_AUFGABE 1:_
Nenne den Namen des Rezensenten, der im Ausgangstext angegeben ist.

_AUSGANGSTEXT:_
Bloomquist, L. Gregory

Titel/Untertitel:

The Function of Suffering in Philippians.

Verlag:

Sheffield: Sheffield Academic Press 1993. 235 S. gr.8 = Journal for the Study of the New Testament. Supplement Series, 78. Lw. £ 35,-. ISBN 1-85075-383-0.

Rezensent:

Nikolaus Walter

Bloomquists Arbeit, für deren verspätete Besprechung ich um Entschuldigung bitten muß, hat sich das Motiv des "Leidens" im Philipperbrief zum Thema gesetzt. Es wird in den drei ersten und den vier letzten Kapiteln des Buches behandelt; in der Mitte stehen drei Kapitel zur rhetorisch-strukturalen Analyse des Briefes mit einer grundsätzlichen Einführung zur Methodik - für B. von großem Gewicht.

_AUFGABE 2:_
Wandle in den Einträgen die Zeilen von der Zeile mit „chart-title: Angled Section: Vertical“ bis einschließlich der Zeile mit „colorbar-swatch <box>675 816 716 824</box>“ in eine JSON-Liste von Zeichenketten um, mit einer Zeichenkette pro Zeile und ohne Leerzeilen.

_ANGEZEIGTE DATEN:_
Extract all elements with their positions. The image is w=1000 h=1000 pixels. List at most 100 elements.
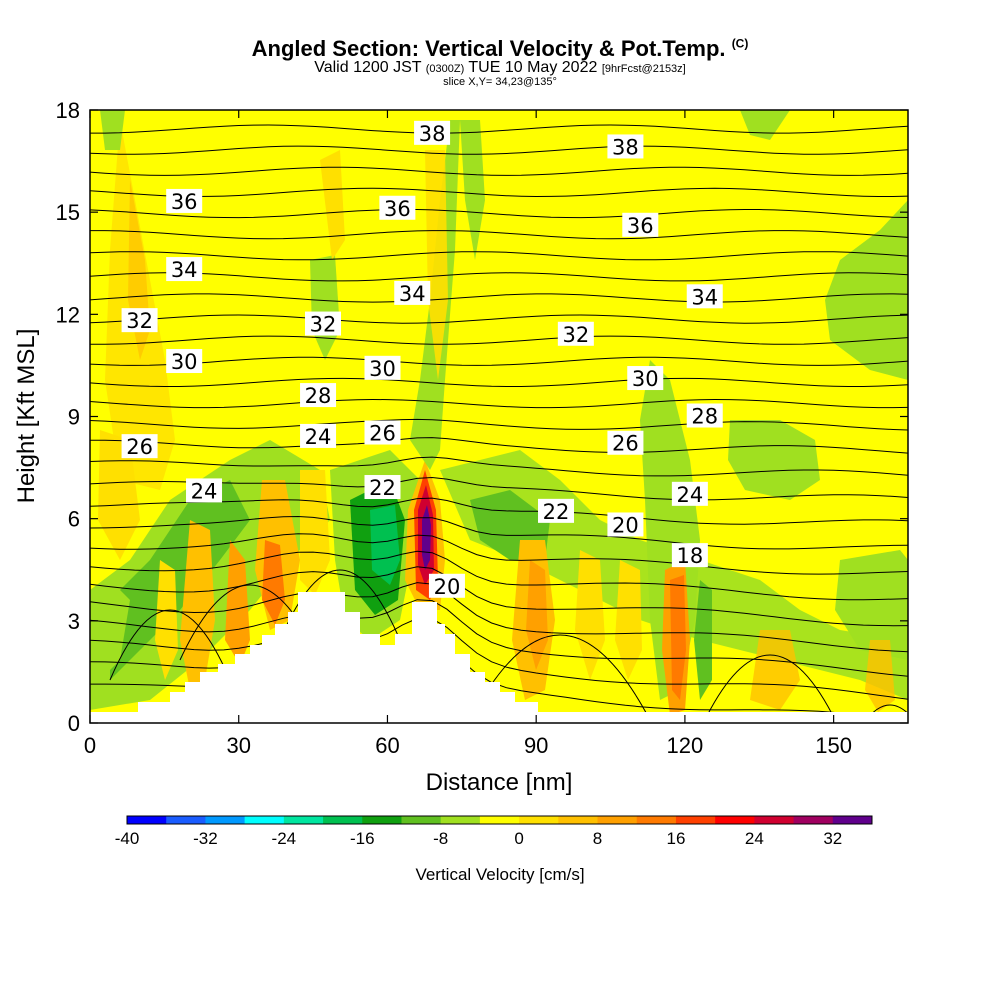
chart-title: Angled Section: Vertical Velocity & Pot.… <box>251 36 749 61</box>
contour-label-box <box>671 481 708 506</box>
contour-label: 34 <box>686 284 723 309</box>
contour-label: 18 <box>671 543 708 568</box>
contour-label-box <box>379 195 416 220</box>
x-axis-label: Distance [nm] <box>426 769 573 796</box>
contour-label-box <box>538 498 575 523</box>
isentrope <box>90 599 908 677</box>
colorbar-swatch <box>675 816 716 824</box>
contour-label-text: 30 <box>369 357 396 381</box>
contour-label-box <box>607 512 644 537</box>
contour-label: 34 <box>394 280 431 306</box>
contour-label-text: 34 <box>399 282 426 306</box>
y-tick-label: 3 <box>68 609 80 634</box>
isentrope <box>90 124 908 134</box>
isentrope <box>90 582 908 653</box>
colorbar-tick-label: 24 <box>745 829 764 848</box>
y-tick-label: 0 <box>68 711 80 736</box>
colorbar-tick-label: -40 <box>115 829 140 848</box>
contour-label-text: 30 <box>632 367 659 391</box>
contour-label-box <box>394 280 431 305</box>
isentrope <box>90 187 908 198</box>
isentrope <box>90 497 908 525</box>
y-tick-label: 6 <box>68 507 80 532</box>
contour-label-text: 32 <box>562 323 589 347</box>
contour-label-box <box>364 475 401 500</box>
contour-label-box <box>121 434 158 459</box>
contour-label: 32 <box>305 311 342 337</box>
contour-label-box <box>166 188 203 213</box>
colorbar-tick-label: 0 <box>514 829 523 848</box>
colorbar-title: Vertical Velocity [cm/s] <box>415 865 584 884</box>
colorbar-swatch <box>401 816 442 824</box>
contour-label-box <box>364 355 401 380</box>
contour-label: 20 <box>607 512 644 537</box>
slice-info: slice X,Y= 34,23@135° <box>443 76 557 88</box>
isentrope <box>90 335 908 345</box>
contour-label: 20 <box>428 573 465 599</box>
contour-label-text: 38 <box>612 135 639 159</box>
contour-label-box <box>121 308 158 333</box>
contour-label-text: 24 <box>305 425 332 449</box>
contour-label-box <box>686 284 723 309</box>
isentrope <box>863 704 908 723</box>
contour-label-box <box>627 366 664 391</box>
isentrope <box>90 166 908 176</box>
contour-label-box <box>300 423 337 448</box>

_LÖSUNG 1:_
Nikolaus Walter

_LÖSUNG 2:_
[
  "chart-title: Angled Section: Vertical Velocity & Pot.… <box>251 36 749 61</box>",
  "contour-label-box <box>671 481 708 506</box>",
  "contour-label: 34 <box>686 284 723 309</box>",
  "contour-label: 18 <box>671 543 708 568</box>",
  "contour-label-box <box>379 195 416 220</box>",
  "x-axis-label: Distance [nm] <box>426 769 573 796</box>",
  "contour-label-box <box>538 498 575 523</box>",
  "isentrope <box>90 599 908 677</box>",
  "colorbar-swatch <box>675 816 716 824</box>"
]